TASK OBJECTIVE
Gather the lines from the material that contain "weeks".

PROVIDED DATA
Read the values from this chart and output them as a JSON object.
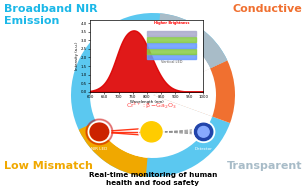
{
  "labels": {
    "top_left": "Broadband NIR\nEmission",
    "top_right": "Conductive",
    "bottom_left": "Low Mismatch",
    "bottom_right": "Transparent"
  },
  "label_colors": {
    "top_left": "#1CB8E8",
    "top_right": "#F07030",
    "bottom_left": "#F0A800",
    "bottom_right": "#A8BCC8"
  },
  "ring_segments": [
    {
      "theta1": 25,
      "theta2": 340,
      "color": "#5BC8F0"
    },
    {
      "theta1": 340,
      "theta2": 385,
      "color": "#F07030"
    },
    {
      "theta1": 385,
      "theta2": 445,
      "color": "#A8BCC8"
    },
    {
      "theta1": 205,
      "theta2": 265,
      "color": "#F0A800"
    }
  ],
  "bg_color": "#FFFFFF",
  "fig_width": 3.06,
  "fig_height": 1.89,
  "dpi": 100
}
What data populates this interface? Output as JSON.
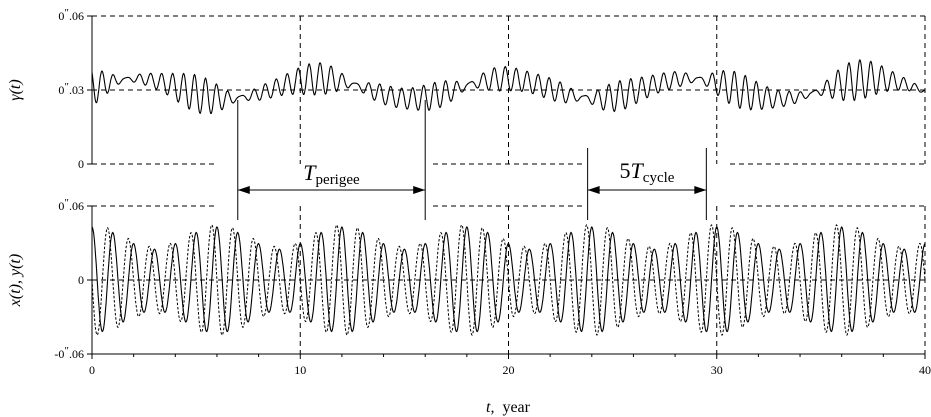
{
  "chart_data": [
    {
      "type": "line",
      "name": "gamma-panel",
      "ylabel": "γ(t)",
      "ylim": [
        0,
        0.06
      ],
      "xlim": [
        0,
        40
      ],
      "yticks": [
        {
          "value": 0.06,
          "int": "0",
          "sec": "″",
          "frac": ".06"
        },
        {
          "value": 0.03,
          "int": "0",
          "sec": "″",
          "frac": ".03"
        },
        {
          "value": 0.0,
          "int": "0",
          "sec": "",
          "frac": ""
        }
      ],
      "grid": "dashed",
      "series": [
        {
          "style": "solid",
          "mean": 0.0305,
          "env_amp": 0.0045,
          "env_period": 8.85,
          "env_phase_year": 6.5,
          "osc_amp": 0.0085,
          "osc_period": 0.55
        }
      ]
    },
    {
      "type": "line",
      "name": "xy-panel",
      "ylabel": "x(t), y(t)",
      "ylim": [
        -0.06,
        0.06
      ],
      "xlim": [
        0,
        40
      ],
      "yticks": [
        {
          "value": 0.06,
          "int": "0",
          "sec": "″",
          "frac": ".06"
        },
        {
          "value": 0.0,
          "int": "0",
          "sec": "",
          "frac": ""
        },
        {
          "value": -0.06,
          "int": "-0",
          "sec": "″",
          "frac": ".06"
        }
      ],
      "xticks": [
        0,
        10,
        20,
        30,
        40
      ],
      "xlabel_var": "t,",
      "xlabel_unit": "year",
      "grid": "dashed",
      "series": [
        {
          "style": "solid",
          "amp": 0.034,
          "period": 1.0,
          "phase": 0.0,
          "beat_amp": 0.009,
          "beat_period": 6.0
        },
        {
          "style": "dashed",
          "amp": 0.036,
          "period": 1.0,
          "phase": 0.25,
          "beat_amp": 0.009,
          "beat_period": 6.0
        }
      ]
    }
  ],
  "annotations": {
    "perigee": {
      "symbol": "T",
      "sub": "perigee",
      "x_start": 7.0,
      "x_end": 16.0
    },
    "cycle": {
      "prefix": "5",
      "symbol": "T",
      "sub": "cycle",
      "x_start": 23.8,
      "x_end": 29.5
    }
  }
}
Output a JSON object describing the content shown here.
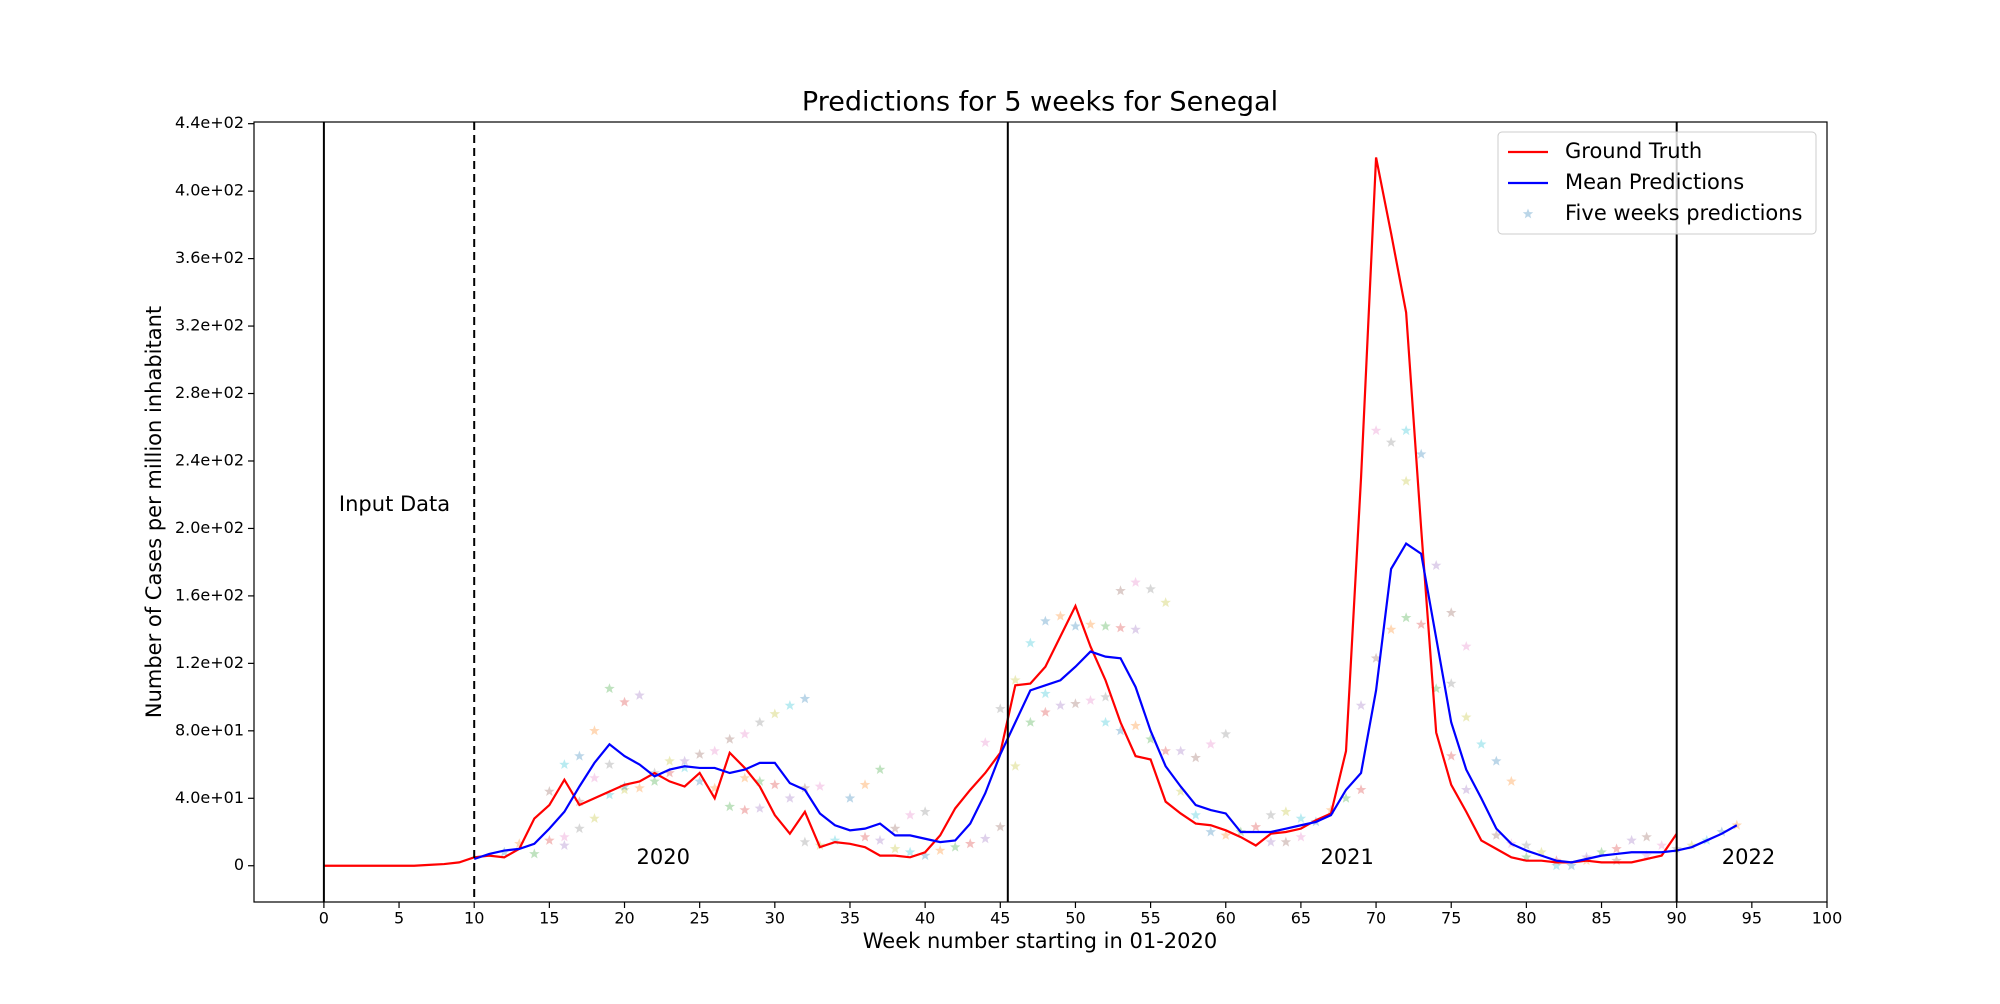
{
  "chart_data": {
    "type": "line",
    "title": "Predictions for 5 weeks for Senegal",
    "x_label": "Week number starting in 01-2020",
    "y_label": "Number of Cases per million inhabitant",
    "xlim": [
      -4.65,
      100
    ],
    "ylim": [
      -21.5,
      441
    ],
    "xticks": [
      0,
      5,
      10,
      15,
      20,
      25,
      30,
      35,
      40,
      45,
      50,
      55,
      60,
      65,
      70,
      75,
      80,
      85,
      90,
      95,
      100
    ],
    "yticks": [
      0,
      {
        "value": 40,
        "label": "4.0e+01"
      },
      {
        "value": 80,
        "label": "8.0e+01"
      },
      {
        "value": 120,
        "label": "1.2e+02"
      },
      {
        "value": 160,
        "label": "1.6e+02"
      },
      {
        "value": 200,
        "label": "2.0e+02"
      },
      {
        "value": 240,
        "label": "2.4e+02"
      },
      {
        "value": 280,
        "label": "2.8e+02"
      },
      {
        "value": 320,
        "label": "3.2e+02"
      },
      {
        "value": 360,
        "label": "3.6e+02"
      },
      {
        "value": 400,
        "label": "4.0e+02"
      },
      {
        "value": 440,
        "label": "4.4e+02"
      }
    ],
    "grid": false,
    "legend": "upper right",
    "vlines": [
      {
        "x": 0,
        "style": "solid"
      },
      {
        "x": 10,
        "style": "dashed"
      },
      {
        "x": 45.5,
        "style": "solid"
      },
      {
        "x": 90,
        "style": "solid"
      }
    ],
    "annotations": [
      {
        "text": "Input Data",
        "x": 1,
        "y": 214
      },
      {
        "text": "2020",
        "x": 20.8,
        "y": 4.6
      },
      {
        "text": "2021",
        "x": 66.3,
        "y": 4.6
      },
      {
        "text": "2022",
        "x": 93,
        "y": 4.6
      }
    ],
    "series": [
      {
        "name": "Ground Truth",
        "type": "line",
        "color": "#ff0000",
        "x": [
          0,
          1,
          2,
          3,
          4,
          5,
          6,
          7,
          8,
          9,
          10,
          11,
          12,
          13,
          14,
          15,
          16,
          17,
          18,
          19,
          20,
          21,
          22,
          23,
          24,
          25,
          26,
          27,
          28,
          29,
          30,
          31,
          32,
          33,
          34,
          35,
          36,
          37,
          38,
          39,
          40,
          41,
          42,
          43,
          44,
          45,
          46,
          47,
          48,
          49,
          50,
          51,
          52,
          53,
          54,
          55,
          56,
          57,
          58,
          59,
          60,
          61,
          62,
          63,
          64,
          65,
          66,
          67,
          68,
          69,
          70,
          71,
          72,
          73,
          74,
          75,
          76,
          77,
          78,
          79,
          80,
          81,
          82,
          83,
          84,
          85,
          86,
          87,
          88,
          89,
          90
        ],
        "values": [
          0,
          0,
          0,
          0,
          0,
          0,
          0,
          0.5,
          1,
          2,
          5,
          6,
          5,
          10,
          28,
          36,
          51,
          36,
          40,
          44,
          48,
          50,
          55,
          50,
          47,
          55,
          40,
          67,
          58,
          47,
          30,
          19,
          32,
          11,
          14,
          13,
          11,
          6,
          6,
          5,
          8,
          18,
          34,
          45,
          55,
          67,
          107,
          108,
          118,
          136,
          154,
          130,
          110,
          85,
          65,
          63,
          38,
          31,
          25,
          24,
          21,
          17,
          12,
          19,
          20,
          22,
          27,
          31,
          68,
          230,
          420,
          375,
          328,
          200,
          79,
          48,
          32,
          15,
          10,
          5,
          3,
          3,
          2,
          2,
          3,
          2,
          2,
          2,
          4,
          6,
          19
        ]
      },
      {
        "name": "Mean Predictions",
        "type": "line",
        "color": "#0000ff",
        "x": [
          10,
          11,
          12,
          13,
          14,
          15,
          16,
          17,
          18,
          19,
          20,
          21,
          22,
          23,
          24,
          25,
          26,
          27,
          28,
          29,
          30,
          31,
          32,
          33,
          34,
          35,
          36,
          37,
          38,
          39,
          40,
          41,
          42,
          43,
          44,
          45,
          46,
          47,
          48,
          49,
          50,
          51,
          52,
          53,
          54,
          55,
          56,
          57,
          58,
          59,
          60,
          61,
          62,
          63,
          64,
          65,
          66,
          67,
          68,
          69,
          70,
          71,
          72,
          73,
          74,
          75,
          76,
          77,
          78,
          79,
          80,
          81,
          82,
          83,
          84,
          85,
          86,
          87,
          88,
          89,
          90,
          91,
          92,
          93,
          94
        ],
        "values": [
          4,
          7,
          9,
          10,
          13,
          22,
          32,
          47,
          61,
          72,
          65,
          60,
          53,
          57,
          59,
          58,
          58,
          55,
          57,
          61,
          61,
          49,
          45,
          31,
          24,
          21,
          22,
          25,
          18,
          18,
          16,
          14,
          15,
          25,
          43,
          66,
          85,
          104,
          107,
          110,
          118,
          127,
          124,
          123,
          106,
          80,
          59,
          47,
          36,
          33,
          31,
          20,
          20,
          20,
          22,
          24,
          26,
          30,
          45,
          55,
          104,
          176,
          191,
          185,
          135,
          85,
          57,
          40,
          22,
          13,
          9,
          6,
          3,
          2,
          4,
          6,
          7,
          8,
          8,
          8,
          9,
          11,
          15,
          19,
          24
        ]
      },
      {
        "name": "Five weeks predictions",
        "type": "scatter",
        "color": "#1f77b4",
        "colors": [
          "#1f77b4",
          "#ff7f0e",
          "#2ca02c",
          "#d62728",
          "#9467bd",
          "#8c564b",
          "#e377c2",
          "#7f7f7f",
          "#bcbd22",
          "#17becf"
        ],
        "x": [
          12,
          13,
          14,
          15,
          16,
          17,
          18,
          19,
          20,
          16,
          17,
          18,
          19,
          20,
          21,
          15,
          16,
          17,
          18,
          19,
          20,
          21,
          22,
          23,
          24,
          25,
          26,
          22,
          23,
          24,
          25,
          26,
          27,
          28,
          29,
          27,
          28,
          29,
          30,
          31,
          32,
          28,
          29,
          30,
          31,
          32,
          33,
          32,
          33,
          34,
          35,
          36,
          37,
          36,
          37,
          38,
          39,
          40,
          38,
          39,
          40,
          41,
          42,
          43,
          44,
          45,
          44,
          45,
          46,
          47,
          48,
          49,
          47,
          48,
          49,
          50,
          51,
          52,
          46,
          48,
          50,
          51,
          52,
          53,
          54,
          53,
          54,
          55,
          56,
          52,
          53,
          54,
          55,
          56,
          57,
          58,
          59,
          60,
          57,
          58,
          59,
          60,
          61,
          62,
          63,
          64,
          65,
          63,
          64,
          65,
          66,
          67,
          68,
          69,
          69,
          70,
          70,
          71,
          72,
          72,
          73,
          71,
          72,
          73,
          74,
          75,
          76,
          75,
          76,
          77,
          78,
          79,
          74,
          75,
          76,
          78,
          79,
          80,
          81,
          82,
          83,
          84,
          85,
          86,
          87,
          88,
          89,
          90,
          91,
          92,
          93,
          94,
          80,
          82,
          84,
          86,
          88
        ],
        "values": [
          8,
          13,
          7,
          15,
          12,
          38,
          52,
          60,
          45,
          60,
          65,
          80,
          105,
          97,
          101,
          44,
          17,
          22,
          28,
          42,
          47,
          46,
          50,
          55,
          62,
          66,
          68,
          55,
          62,
          58,
          50,
          46,
          35,
          33,
          34,
          75,
          78,
          85,
          90,
          95,
          99,
          52,
          50,
          48,
          40,
          46,
          47,
          14,
          12,
          15,
          40,
          48,
          57,
          17,
          15,
          22,
          30,
          32,
          10,
          8,
          6,
          9,
          11,
          13,
          16,
          23,
          73,
          93,
          110,
          132,
          145,
          148,
          85,
          91,
          95,
          96,
          98,
          100,
          59,
          102,
          142,
          143,
          142,
          141,
          140,
          163,
          168,
          164,
          156,
          85,
          80,
          83,
          75,
          68,
          68,
          64,
          72,
          78,
          44,
          30,
          20,
          18,
          20,
          23,
          14,
          14,
          17,
          30,
          32,
          28,
          26,
          33,
          40,
          45,
          95,
          123,
          258,
          251,
          228,
          258,
          244,
          140,
          147,
          143,
          178,
          150,
          130,
          108,
          88,
          72,
          62,
          50,
          105,
          65,
          45,
          18,
          13,
          12,
          8,
          0,
          0,
          3,
          8,
          10,
          15,
          17,
          12,
          10,
          12,
          15,
          20,
          24,
          5,
          3,
          5,
          3,
          6
        ]
      }
    ]
  }
}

FULL RESPONSE
    "title": "Predictions for 5 weeks for Senegal",
        "name": "Five weeks predictions",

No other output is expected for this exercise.